* begin Data lines *
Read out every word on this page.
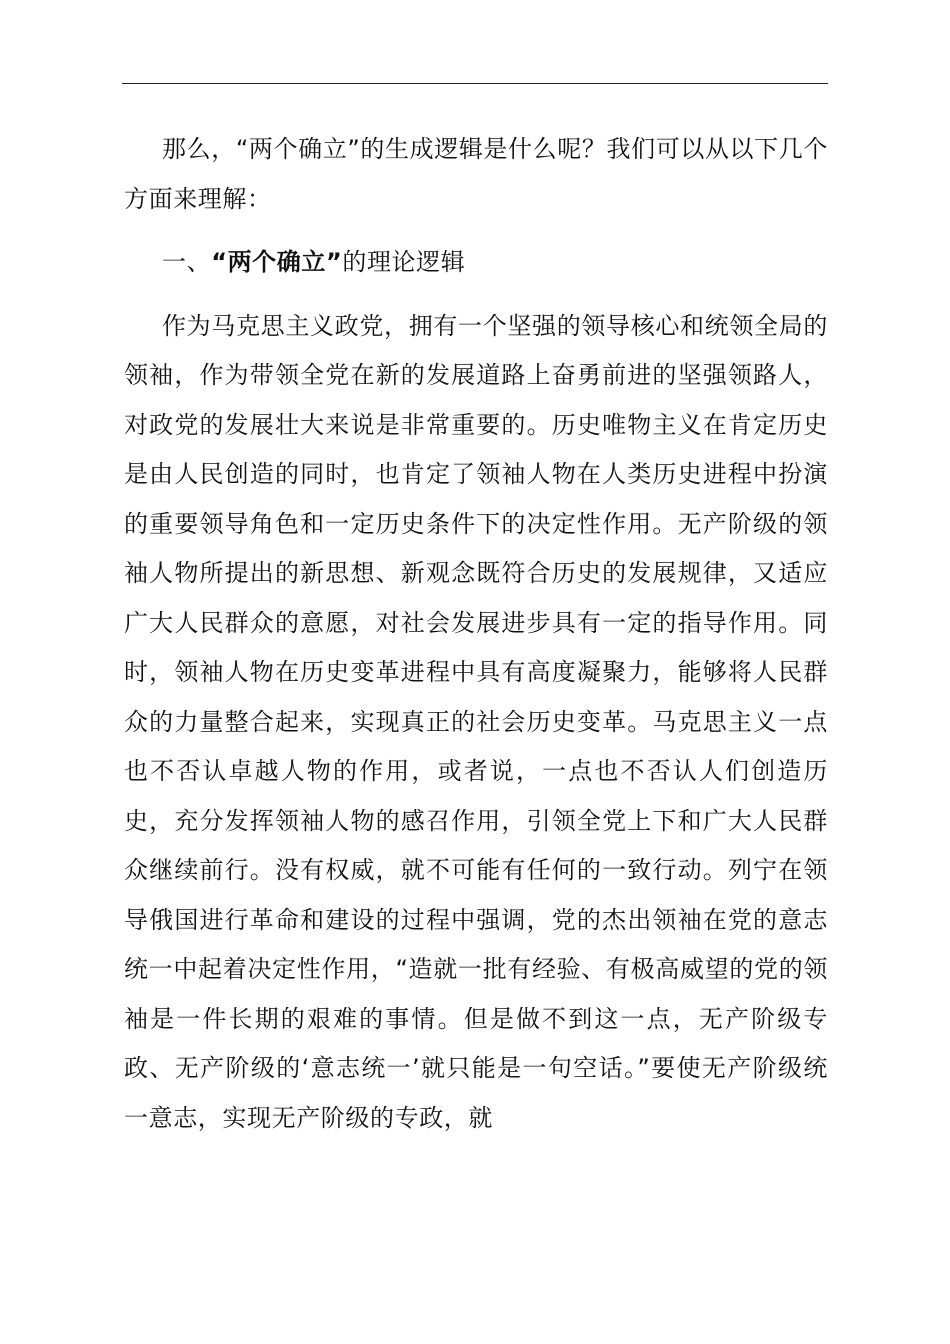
那么，“两个确立”的生成逻辑是什么呢？我们可以从以下几个方面来理解：

一、“两个确立”的理论逻辑

作为马克思主义政党，拥有一个坚强的领导核心和统领全局的领袖，作为带领全党在新的发展道路上奋勇前进的坚强领路人，对政党的发展壮大来说是非常重要的。历史唯物主义在肯定历史是由人民创造的同时，也肯定了领袖人物在人类历史进程中扮演的重要领导角色和一定历史条件下的决定性作用。无产阶级的领袖人物所提出的新思想、新观念既符合历史的发展规律，又适应广大人民群众的意愿，对社会发展进步具有一定的指导作用。同时，领袖人物在历史变革进程中具有高度凝聚力，能够将人民群众的力量整合起来，实现真正的社会历史变革。马克思主义一点也不否认卓越人物的作用，或者说，一点也不否认人们创造历史，充分发挥领袖人物的感召作用，引领全党上下和广大人民群众继续前行。没有权威，就不可能有任何的一致行动。列宁在领导俄国进行革命和建设的过程中强调，党的杰出领袖在党的意志统一中起着决定性作用，“造就一批有经验、有极高威望的党的领袖是一件长期的艰难的事情。但是做不到这一点，无产阶级专政、无产阶级的‘意志统一’就只能是一句空话。”要使无产阶级统一意志，实现无产阶级的专政，就
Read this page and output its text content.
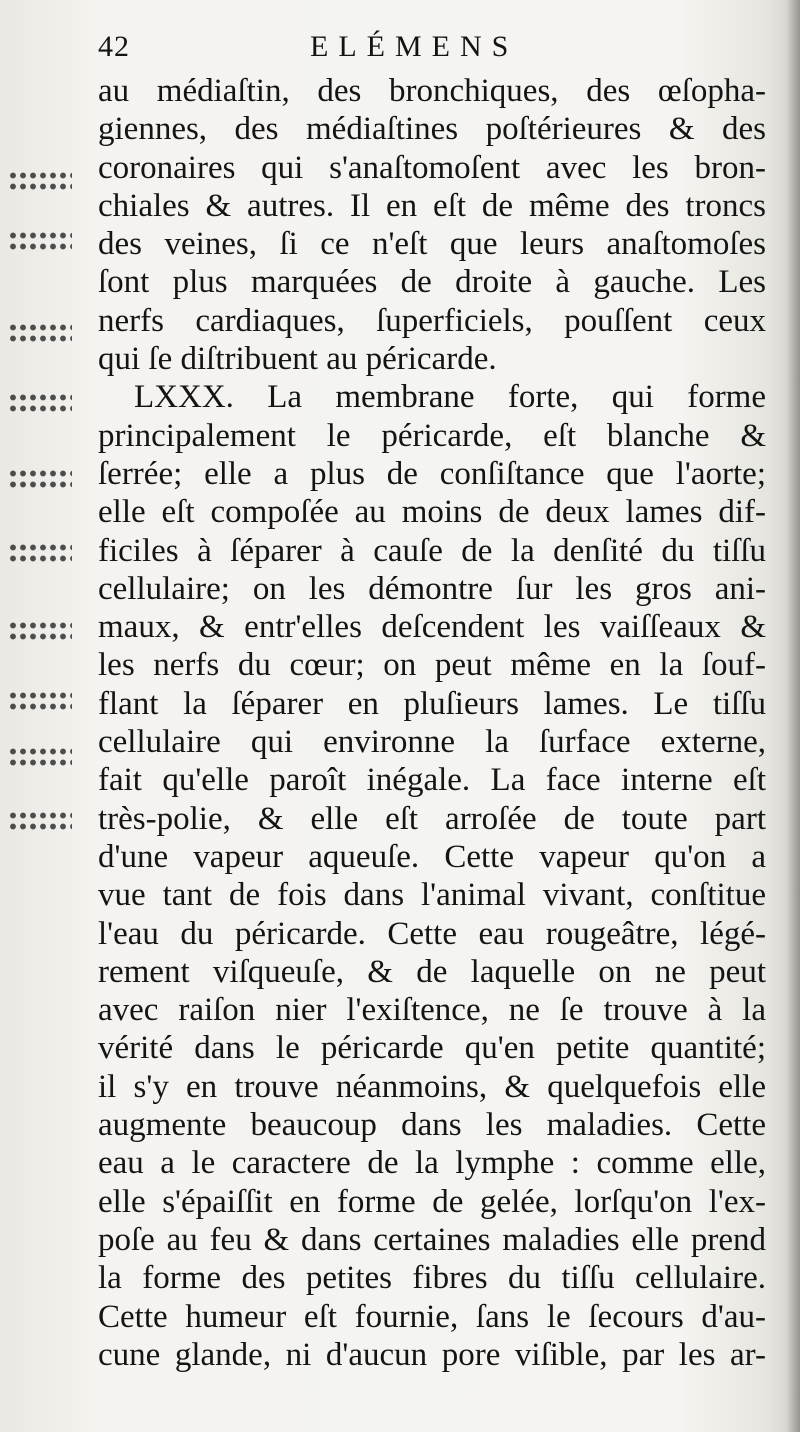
42	ELÉMENS
au médiaſtin, des bronchiques, des œſopha-
giennes, des médiaſtines poſtérieures & des
coronaires qui s'anaſtomoſent avec les bron-
chiales & autres. Il en eſt de même des troncs
des veines, ſi ce n'eſt que leurs anaſtomoſes
ſont plus marquées de droite à gauche. Les
nerfs cardiaques, ſuperficiels, pouſſent ceux
qui ſe diſtribuent au péricarde.
LXXX. La membrane forte, qui forme
principalement le péricarde, eſt blanche &
ſerrée; elle a plus de conſiſtance que l'aorte;
elle eſt compoſée au moins de deux lames dif-
ficiles à ſéparer à cauſe de la denſité du tiſſu
cellulaire; on les démontre ſur les gros ani-
maux, & entr'elles deſcendent les vaiſſeaux &
les nerfs du cœur; on peut même en la ſouf-
flant la ſéparer en pluſieurs lames. Le tiſſu
cellulaire qui environne la ſurface externe,
fait qu'elle paroît inégale. La face interne eſt
très-polie, & elle eſt arroſée de toute part
d'une vapeur aqueuſe. Cette vapeur qu'on a
vue tant de fois dans l'animal vivant, conſtitue
l'eau du péricarde. Cette eau rougeâtre, légé-
rement viſqueuſe, & de laquelle on ne peut
avec raiſon nier l'exiſtence, ne ſe trouve à la
vérité dans le péricarde qu'en petite quantité;
il s'y en trouve néanmoins, & quelquefois elle
augmente beaucoup dans les maladies. Cette
eau a le caractere de la lymphe : comme elle,
elle s'épaiſſit en forme de gelée, lorſqu'on l'ex-
poſe au feu & dans certaines maladies elle prend
la forme des petites fibres du tiſſu cellulaire.
Cette humeur eſt fournie, ſans le ſecours d'au-
cune glande, ni d'aucun pore viſible, par les ar-
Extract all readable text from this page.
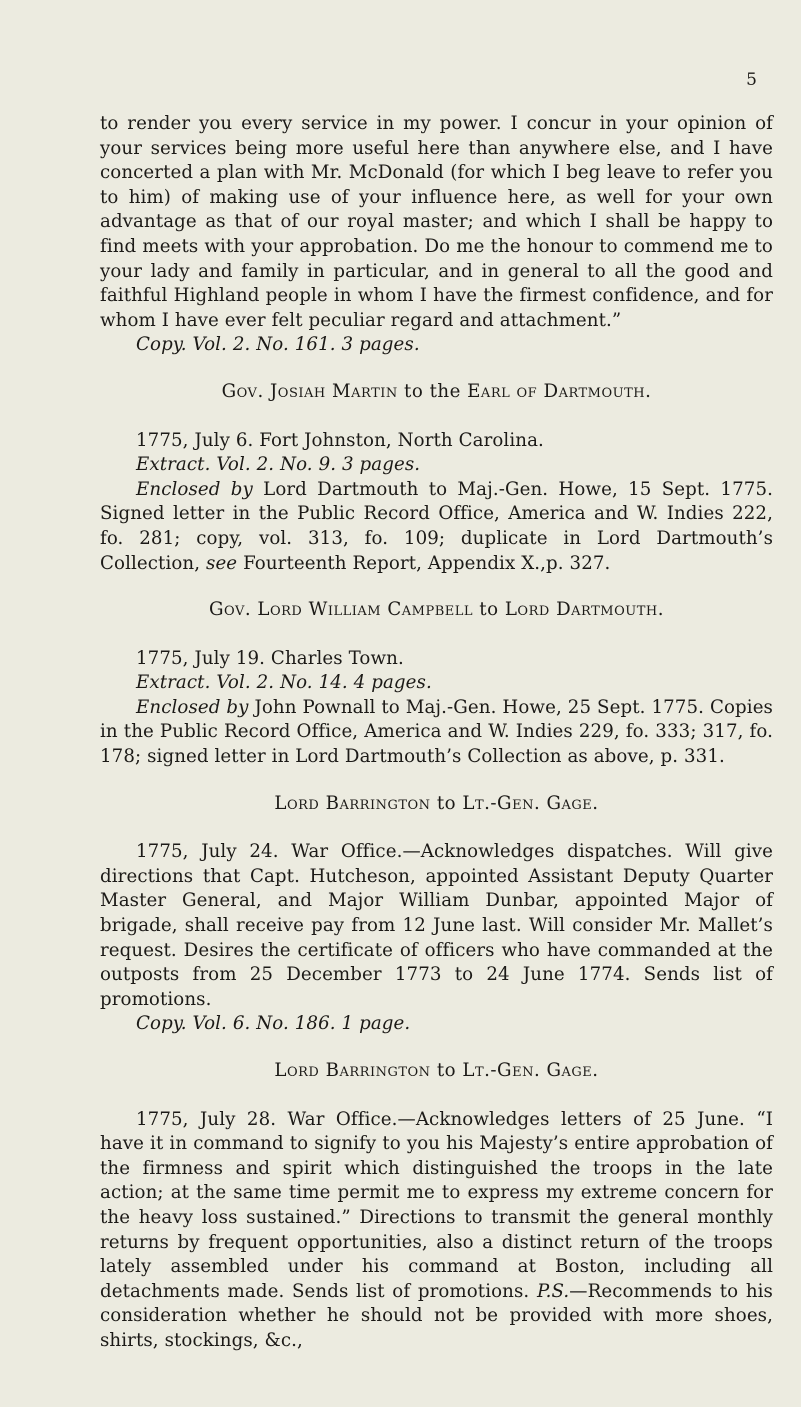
5

to render you every service in my power. I concur in your opinion of your services being more useful here than anywhere else, and I have concerted a plan with Mr. McDonald (for which I beg leave to refer you to him) of making use of your influence here, as well for your own advantage as that of our royal master; and which I shall be happy to find meets with your approbation. Do me the honour to commend me to your lady and family in particular, and in general to all the good and faithful Highland people in whom I have the firmest confidence, and for whom I have ever felt peculiar regard and attachment.”

Copy. Vol. 2. No. 161. 3 pages.

Gov. Josiah Martin to the Earl of Dartmouth.

1775, July 6. Fort Johnston, North Carolina.

Extract. Vol. 2. No. 9. 3 pages.

Enclosed by Lord Dartmouth to Maj.-Gen. Howe, 15 Sept. 1775. Signed letter in the Public Record Office, America and W. Indies 222, fo. 281; copy, vol. 313, fo. 109; duplicate in Lord Dartmouth’s Collection, see Fourteenth Report, Appendix X.,p. 327.

Gov. Lord William Campbell to Lord Dartmouth.

1775, July 19. Charles Town.

Extract. Vol. 2. No. 14. 4 pages.

Enclosed by John Pownall to Maj.-Gen. Howe, 25 Sept. 1775. Copies in the Public Record Office, America and W. Indies 229, fo. 333; 317, fo. 178; signed letter in Lord Dartmouth’s Collection as above, p. 331.

Lord Barrington to Lt.-Gen. Gage.

1775, July 24. War Office.—Acknowledges dispatches. Will give directions that Capt. Hutcheson, appointed Assistant Deputy Quarter Master General, and Major William Dunbar, appointed Major of brigade, shall receive pay from 12 June last. Will consider Mr. Mallet’s request. Desires the certificate of officers who have commanded at the outposts from 25 December 1773 to 24 June 1774. Sends list of promotions.

Copy. Vol. 6. No. 186. 1 page.

Lord Barrington to Lt.-Gen. Gage.

1775, July 28. War Office.—Acknowledges letters of 25 June. “I have it in command to signify to you his Majesty’s entire approbation of the firmness and spirit which distinguished the troops in the late action; at the same time permit me to express my extreme concern for the heavy loss sustained.” Directions to transmit the general monthly returns by frequent opportunities, also a distinct return of the troops lately assembled under his command at Boston, including all detachments made. Sends list of promotions. P.S.—Recommends to his consideration whether he should not be provided with more shoes, shirts, stockings, &c.,
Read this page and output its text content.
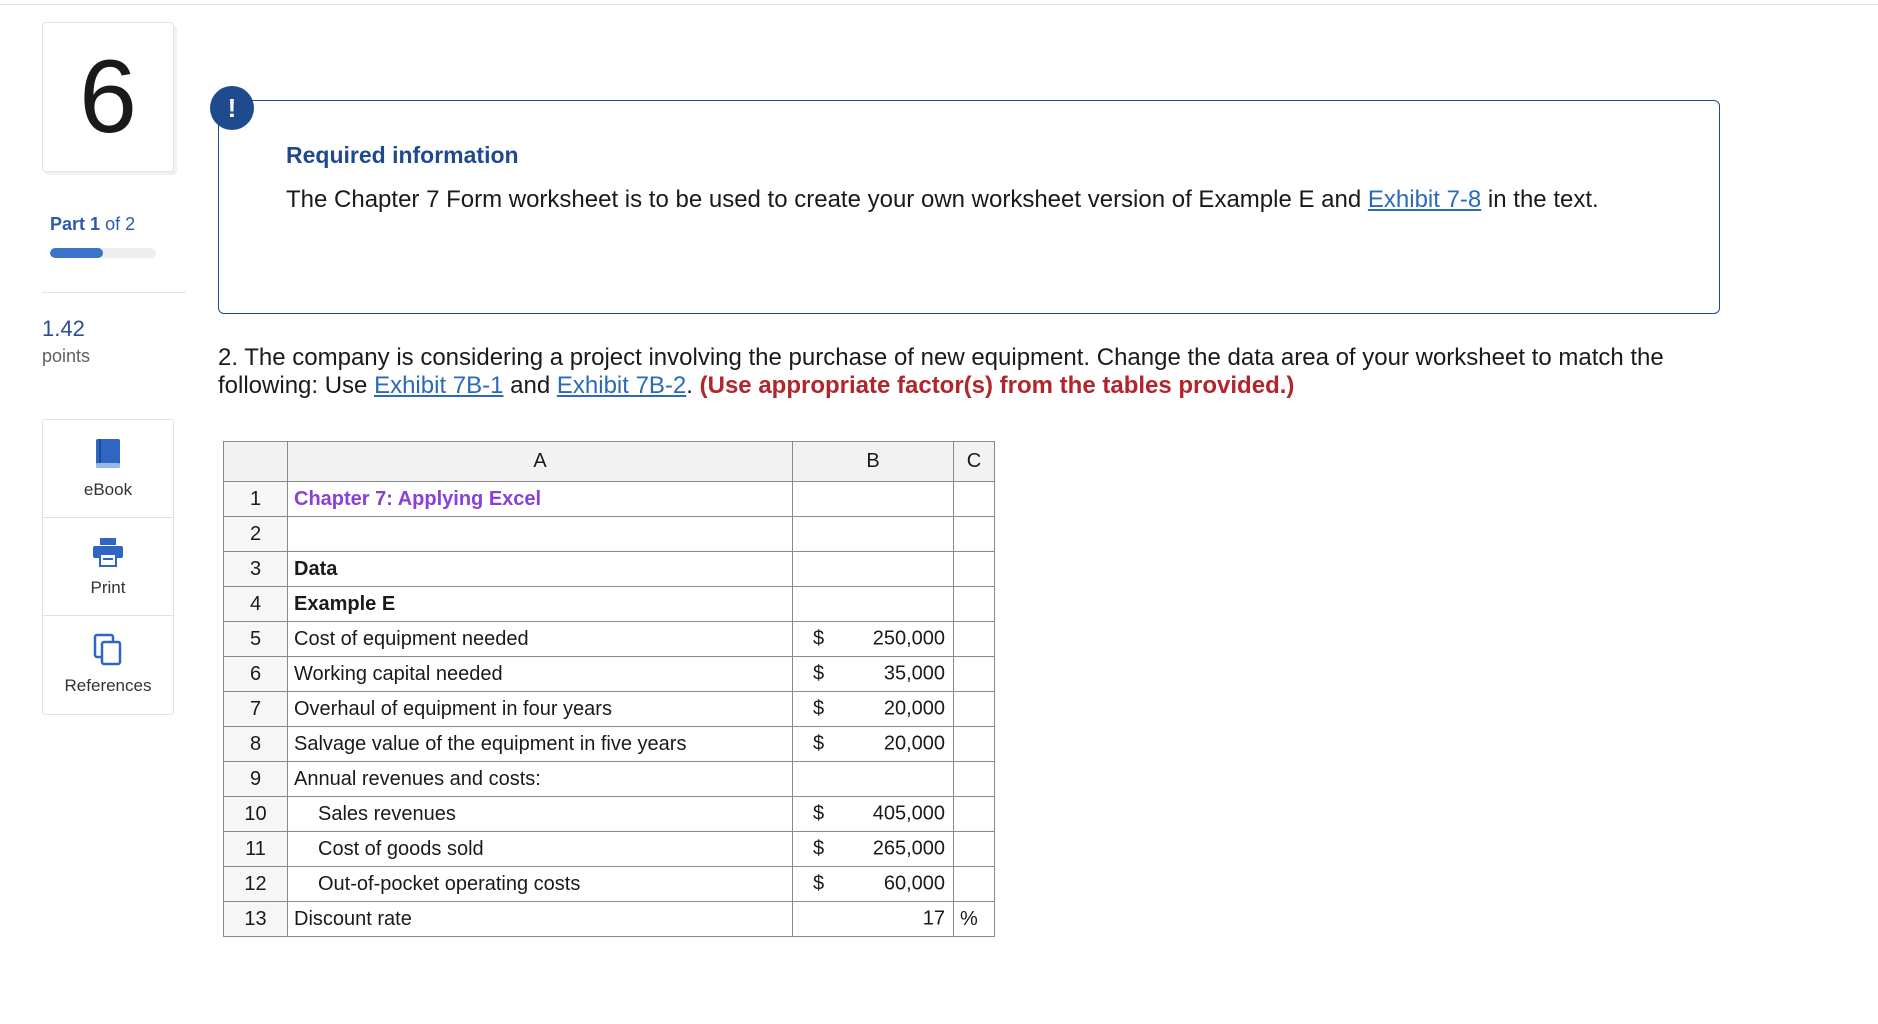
6
Part 1 of 2
1.42
points
eBook
Print
References
!
Required information
The Chapter 7 Form worksheet is to be used to create your own worksheet version of Example E and Exhibit 7-8 in the text.
2. The company is considering a project involving the purchase of new equipment. Change the data area of your worksheet to match the following: Use Exhibit 7B-1 and Exhibit 7B-2. (Use appropriate factor(s) from the tables provided.)
	A	B	C
1	Chapter 7: Applying Excel	

2		

3	Data	

4	Example E	

5	Cost of equipment needed	$ 250,000	

6	Working capital needed	$ 35,000	

7	Overhaul of equipment in four years	$ 20,000	

8	Salvage value of the equipment in five years	$ 20,000	

9	Annual revenues and costs:	

10	Sales revenues	$ 405,000	

11	Cost of goods sold	$ 265,000	

12	Out-of-pocket operating costs	$ 60,000	

13	Discount rate	17	%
* end Data lines *
Copy out each line in the listing that has the word "lames".

-- Complete answer --
elle eſt compoſée au moins de deux lames dif-
flant la ſéparer en pluſieurs lames. Le tiſſu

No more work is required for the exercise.